Copy out each line that mentions the word "textile".
• • • • • • •
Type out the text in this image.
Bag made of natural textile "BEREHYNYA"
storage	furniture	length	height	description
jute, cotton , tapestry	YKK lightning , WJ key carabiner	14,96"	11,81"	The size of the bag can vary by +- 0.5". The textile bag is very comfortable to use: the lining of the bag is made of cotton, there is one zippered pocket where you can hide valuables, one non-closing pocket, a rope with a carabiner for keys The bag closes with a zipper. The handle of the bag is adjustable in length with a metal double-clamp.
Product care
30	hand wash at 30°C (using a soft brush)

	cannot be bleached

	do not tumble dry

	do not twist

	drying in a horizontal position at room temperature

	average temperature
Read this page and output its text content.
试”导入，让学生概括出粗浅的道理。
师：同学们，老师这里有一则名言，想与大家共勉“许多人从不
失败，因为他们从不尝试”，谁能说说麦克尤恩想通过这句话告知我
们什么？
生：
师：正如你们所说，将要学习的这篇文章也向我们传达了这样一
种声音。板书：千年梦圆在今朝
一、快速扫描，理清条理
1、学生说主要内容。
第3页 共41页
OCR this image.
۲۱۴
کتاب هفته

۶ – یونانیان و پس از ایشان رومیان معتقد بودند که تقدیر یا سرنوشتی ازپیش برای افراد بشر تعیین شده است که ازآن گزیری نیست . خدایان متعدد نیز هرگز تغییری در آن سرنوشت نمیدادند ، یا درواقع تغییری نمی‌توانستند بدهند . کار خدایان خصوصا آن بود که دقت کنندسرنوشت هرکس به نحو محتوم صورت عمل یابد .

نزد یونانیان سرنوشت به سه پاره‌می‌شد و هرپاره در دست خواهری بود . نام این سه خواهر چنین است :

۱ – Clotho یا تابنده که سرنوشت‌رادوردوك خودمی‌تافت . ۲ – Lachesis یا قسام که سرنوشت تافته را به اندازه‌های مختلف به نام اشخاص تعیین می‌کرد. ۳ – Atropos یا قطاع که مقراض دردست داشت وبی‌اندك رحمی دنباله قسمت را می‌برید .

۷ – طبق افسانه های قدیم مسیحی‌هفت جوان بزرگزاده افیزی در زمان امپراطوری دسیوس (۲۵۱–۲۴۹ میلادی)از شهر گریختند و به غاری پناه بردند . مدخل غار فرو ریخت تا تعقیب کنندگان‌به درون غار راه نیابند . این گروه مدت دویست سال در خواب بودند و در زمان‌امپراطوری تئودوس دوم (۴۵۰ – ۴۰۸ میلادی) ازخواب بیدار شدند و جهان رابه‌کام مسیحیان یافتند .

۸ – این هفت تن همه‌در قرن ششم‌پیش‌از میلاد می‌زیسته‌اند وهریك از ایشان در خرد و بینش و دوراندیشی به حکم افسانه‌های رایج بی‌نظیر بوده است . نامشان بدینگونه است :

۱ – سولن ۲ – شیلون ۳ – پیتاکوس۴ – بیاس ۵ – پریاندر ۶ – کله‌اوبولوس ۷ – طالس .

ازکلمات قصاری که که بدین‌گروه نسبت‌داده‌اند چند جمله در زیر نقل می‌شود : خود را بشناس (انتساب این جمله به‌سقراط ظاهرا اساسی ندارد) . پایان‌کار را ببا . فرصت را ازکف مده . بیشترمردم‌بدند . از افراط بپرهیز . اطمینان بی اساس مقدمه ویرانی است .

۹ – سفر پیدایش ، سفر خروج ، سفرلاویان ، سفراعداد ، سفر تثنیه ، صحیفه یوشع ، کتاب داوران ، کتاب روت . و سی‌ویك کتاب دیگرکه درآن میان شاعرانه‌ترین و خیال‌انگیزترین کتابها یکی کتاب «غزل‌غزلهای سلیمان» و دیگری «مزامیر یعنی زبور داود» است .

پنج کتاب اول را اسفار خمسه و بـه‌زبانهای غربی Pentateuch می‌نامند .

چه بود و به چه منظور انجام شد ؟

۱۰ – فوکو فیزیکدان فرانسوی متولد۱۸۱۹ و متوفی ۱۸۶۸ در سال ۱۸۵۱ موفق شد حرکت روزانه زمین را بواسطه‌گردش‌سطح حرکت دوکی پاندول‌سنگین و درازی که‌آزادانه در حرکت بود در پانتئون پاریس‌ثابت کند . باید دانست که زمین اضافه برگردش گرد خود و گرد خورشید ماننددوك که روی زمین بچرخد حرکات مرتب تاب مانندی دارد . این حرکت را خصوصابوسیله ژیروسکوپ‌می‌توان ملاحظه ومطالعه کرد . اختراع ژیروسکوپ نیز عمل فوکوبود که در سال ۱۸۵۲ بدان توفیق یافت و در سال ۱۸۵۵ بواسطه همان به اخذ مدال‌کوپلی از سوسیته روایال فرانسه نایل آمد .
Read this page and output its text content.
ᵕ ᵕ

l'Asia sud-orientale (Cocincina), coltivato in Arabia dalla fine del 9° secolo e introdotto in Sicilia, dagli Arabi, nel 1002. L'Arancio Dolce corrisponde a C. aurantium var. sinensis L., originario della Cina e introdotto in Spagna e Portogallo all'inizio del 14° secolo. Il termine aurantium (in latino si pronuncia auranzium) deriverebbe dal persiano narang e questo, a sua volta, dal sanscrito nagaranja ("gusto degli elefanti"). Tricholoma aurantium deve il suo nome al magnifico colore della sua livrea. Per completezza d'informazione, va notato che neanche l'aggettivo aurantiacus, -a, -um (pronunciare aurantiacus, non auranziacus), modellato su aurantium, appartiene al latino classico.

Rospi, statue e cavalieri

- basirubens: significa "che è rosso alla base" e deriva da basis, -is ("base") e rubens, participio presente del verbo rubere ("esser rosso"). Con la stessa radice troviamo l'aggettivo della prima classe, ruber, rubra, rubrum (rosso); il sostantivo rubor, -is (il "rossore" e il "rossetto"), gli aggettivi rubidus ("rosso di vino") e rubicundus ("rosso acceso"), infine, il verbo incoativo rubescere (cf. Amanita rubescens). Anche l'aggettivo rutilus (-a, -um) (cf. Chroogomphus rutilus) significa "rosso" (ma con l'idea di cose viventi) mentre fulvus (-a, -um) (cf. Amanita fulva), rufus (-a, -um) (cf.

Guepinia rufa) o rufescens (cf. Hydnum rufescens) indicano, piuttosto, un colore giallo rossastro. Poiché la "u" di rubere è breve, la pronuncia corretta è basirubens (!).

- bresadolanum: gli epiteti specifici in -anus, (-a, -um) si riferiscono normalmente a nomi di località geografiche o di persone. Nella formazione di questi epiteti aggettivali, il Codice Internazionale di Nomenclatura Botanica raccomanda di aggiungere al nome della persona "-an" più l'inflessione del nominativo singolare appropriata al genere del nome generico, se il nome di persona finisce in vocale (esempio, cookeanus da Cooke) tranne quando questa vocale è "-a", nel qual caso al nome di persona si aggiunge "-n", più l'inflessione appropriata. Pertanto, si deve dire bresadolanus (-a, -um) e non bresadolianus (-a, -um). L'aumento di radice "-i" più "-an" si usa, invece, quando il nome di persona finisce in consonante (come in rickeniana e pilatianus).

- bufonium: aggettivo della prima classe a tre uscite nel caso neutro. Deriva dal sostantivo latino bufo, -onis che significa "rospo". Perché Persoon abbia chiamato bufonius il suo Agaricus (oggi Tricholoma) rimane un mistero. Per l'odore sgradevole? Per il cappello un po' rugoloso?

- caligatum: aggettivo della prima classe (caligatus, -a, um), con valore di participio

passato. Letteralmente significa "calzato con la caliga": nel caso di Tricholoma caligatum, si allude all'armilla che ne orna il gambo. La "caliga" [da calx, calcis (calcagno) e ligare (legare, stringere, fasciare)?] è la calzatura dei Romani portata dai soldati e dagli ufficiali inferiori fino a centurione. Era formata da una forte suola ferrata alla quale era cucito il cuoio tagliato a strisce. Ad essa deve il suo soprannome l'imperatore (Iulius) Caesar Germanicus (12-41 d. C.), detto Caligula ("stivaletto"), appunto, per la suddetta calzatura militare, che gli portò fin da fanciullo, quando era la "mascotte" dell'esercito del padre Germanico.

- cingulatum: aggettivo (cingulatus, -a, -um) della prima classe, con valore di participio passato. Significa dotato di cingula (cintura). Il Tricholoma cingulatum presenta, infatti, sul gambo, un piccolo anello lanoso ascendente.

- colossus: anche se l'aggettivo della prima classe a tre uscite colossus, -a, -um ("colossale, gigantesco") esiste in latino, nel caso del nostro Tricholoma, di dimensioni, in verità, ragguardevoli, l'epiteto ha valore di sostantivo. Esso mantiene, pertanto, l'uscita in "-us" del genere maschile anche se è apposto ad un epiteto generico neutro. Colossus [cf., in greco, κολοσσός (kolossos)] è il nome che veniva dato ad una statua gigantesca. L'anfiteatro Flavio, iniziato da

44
• • • • • • •
FINAL RESULT =>
Bag made of natural textile "BEREHYNYA"
jute, cotton , tapestry	YKK lightning , WJ key carabiner	14,96"	11,81"	The size of the bag can vary by +- 0.5". The textile bag is very comfortable to use: the lining of the bag is made of cotton, there is one zippered pocket where you can hide valuables, one non-closing pocket, a rope with a carabiner for keys The bag closes with a zipper. The handle of the bag is adjustable in length with a metal double-clamp.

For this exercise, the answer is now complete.